*Required work*:
How many lines of the entries below include the word "Sale"? Answer with the number alone.
* Start The records *
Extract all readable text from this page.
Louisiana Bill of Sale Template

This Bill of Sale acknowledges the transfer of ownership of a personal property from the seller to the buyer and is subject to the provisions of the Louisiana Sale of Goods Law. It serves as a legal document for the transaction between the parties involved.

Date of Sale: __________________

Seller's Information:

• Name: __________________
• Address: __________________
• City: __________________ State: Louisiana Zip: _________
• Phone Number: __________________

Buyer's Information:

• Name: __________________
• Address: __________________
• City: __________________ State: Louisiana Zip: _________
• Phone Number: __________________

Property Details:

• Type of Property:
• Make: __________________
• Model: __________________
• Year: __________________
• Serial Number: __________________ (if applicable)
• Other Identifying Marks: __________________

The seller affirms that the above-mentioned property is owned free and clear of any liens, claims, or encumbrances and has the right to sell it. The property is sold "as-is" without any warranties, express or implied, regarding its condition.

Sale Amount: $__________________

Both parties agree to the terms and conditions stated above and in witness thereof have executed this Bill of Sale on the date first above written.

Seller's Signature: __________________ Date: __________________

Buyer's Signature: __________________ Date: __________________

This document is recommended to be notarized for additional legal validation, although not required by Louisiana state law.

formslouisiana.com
* End The records *
*Solution to this problem*:
5